Task to carry out: Locate each line in the records containing "screenshot". Copy it.

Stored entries

___

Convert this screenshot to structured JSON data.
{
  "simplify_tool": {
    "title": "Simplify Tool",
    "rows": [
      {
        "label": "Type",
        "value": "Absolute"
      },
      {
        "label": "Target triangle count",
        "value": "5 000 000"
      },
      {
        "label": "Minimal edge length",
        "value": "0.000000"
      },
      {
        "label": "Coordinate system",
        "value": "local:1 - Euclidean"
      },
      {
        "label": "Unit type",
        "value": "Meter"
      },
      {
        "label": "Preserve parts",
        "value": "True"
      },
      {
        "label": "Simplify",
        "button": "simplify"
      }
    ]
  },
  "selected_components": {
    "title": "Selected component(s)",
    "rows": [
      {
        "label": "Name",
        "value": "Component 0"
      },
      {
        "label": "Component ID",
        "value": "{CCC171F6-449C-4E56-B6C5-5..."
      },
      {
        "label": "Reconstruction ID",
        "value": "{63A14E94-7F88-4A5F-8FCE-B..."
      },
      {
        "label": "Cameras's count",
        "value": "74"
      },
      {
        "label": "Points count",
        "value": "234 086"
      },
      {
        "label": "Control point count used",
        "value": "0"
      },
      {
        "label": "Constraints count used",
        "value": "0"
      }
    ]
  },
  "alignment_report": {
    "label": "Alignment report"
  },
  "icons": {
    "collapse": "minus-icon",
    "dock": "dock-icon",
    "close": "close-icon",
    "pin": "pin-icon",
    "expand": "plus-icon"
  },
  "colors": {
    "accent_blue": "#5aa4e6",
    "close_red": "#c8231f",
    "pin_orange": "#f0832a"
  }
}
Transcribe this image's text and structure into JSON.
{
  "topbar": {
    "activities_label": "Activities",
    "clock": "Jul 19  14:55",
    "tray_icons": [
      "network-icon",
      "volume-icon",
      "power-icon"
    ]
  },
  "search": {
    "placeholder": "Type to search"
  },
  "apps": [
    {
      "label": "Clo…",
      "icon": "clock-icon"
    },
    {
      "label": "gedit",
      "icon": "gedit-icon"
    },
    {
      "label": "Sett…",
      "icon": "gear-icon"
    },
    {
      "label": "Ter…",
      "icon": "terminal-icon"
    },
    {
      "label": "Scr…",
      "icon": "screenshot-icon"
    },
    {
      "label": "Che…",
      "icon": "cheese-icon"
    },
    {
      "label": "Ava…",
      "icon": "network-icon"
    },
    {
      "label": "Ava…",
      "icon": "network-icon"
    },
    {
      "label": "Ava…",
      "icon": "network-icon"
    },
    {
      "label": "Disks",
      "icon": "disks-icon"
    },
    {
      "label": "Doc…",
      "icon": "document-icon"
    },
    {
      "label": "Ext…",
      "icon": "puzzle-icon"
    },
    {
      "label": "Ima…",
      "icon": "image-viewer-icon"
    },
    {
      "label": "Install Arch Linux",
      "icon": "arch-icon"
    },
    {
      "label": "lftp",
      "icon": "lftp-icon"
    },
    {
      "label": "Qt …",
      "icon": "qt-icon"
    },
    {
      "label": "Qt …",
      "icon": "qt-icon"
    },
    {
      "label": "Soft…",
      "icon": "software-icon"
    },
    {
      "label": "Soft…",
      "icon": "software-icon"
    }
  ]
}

___

Solution to this task:
Convert this screenshot to structured JSON data.
      "icon": "screenshot-icon"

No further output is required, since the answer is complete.